[Stored data]
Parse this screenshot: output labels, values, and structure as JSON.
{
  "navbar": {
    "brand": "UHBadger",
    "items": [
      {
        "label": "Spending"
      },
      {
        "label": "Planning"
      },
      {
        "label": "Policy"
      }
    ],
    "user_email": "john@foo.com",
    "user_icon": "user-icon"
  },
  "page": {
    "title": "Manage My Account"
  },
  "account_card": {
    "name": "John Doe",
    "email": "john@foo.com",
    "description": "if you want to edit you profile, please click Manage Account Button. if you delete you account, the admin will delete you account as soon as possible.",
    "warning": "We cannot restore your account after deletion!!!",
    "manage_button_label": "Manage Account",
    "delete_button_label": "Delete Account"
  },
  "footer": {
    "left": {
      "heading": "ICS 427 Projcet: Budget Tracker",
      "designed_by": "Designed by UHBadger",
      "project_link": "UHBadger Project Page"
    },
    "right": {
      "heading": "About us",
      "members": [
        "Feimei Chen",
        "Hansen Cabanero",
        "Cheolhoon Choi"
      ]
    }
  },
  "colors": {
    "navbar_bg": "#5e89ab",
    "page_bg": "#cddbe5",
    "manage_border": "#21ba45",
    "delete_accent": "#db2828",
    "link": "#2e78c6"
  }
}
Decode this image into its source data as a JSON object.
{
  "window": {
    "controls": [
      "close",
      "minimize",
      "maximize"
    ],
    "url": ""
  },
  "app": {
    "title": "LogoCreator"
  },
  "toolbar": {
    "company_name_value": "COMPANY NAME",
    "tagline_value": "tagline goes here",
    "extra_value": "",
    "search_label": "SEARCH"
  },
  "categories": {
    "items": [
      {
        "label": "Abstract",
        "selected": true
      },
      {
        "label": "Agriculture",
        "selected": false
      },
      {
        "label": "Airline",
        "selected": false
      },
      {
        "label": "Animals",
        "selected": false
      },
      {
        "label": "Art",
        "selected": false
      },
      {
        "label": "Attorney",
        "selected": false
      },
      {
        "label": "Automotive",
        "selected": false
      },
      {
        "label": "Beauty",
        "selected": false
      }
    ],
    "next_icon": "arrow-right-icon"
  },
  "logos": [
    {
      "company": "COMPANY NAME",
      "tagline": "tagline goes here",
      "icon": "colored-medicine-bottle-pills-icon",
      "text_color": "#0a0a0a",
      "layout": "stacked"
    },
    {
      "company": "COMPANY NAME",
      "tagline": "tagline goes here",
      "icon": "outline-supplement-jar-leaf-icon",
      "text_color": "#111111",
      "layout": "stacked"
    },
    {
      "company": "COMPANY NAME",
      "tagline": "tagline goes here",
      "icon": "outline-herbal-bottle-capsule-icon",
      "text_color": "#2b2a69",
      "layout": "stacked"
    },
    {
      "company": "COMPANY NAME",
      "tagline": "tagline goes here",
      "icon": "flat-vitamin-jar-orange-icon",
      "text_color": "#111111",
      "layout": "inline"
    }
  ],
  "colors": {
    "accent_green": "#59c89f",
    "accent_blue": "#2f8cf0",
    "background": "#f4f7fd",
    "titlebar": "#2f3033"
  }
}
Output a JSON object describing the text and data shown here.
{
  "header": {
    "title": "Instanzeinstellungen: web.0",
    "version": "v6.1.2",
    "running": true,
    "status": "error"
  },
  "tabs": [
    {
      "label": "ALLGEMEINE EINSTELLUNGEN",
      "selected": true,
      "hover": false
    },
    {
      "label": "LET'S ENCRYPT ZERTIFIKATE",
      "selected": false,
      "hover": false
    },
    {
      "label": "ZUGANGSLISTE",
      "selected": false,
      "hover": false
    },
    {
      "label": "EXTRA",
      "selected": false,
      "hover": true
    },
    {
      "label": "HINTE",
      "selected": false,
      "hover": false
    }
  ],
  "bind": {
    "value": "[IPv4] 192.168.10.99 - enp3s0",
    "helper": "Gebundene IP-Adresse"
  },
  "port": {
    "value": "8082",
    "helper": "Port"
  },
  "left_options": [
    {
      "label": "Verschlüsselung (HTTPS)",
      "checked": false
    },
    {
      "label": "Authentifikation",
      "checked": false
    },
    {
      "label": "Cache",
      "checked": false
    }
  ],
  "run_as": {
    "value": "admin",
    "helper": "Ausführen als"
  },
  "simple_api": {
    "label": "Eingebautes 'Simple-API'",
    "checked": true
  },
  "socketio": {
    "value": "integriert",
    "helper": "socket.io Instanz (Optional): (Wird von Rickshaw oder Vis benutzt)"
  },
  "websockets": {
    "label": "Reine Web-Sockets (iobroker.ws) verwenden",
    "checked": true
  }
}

-- Given task --
State only how many lines in the material include "helper".

-- Answer to the exercise --
4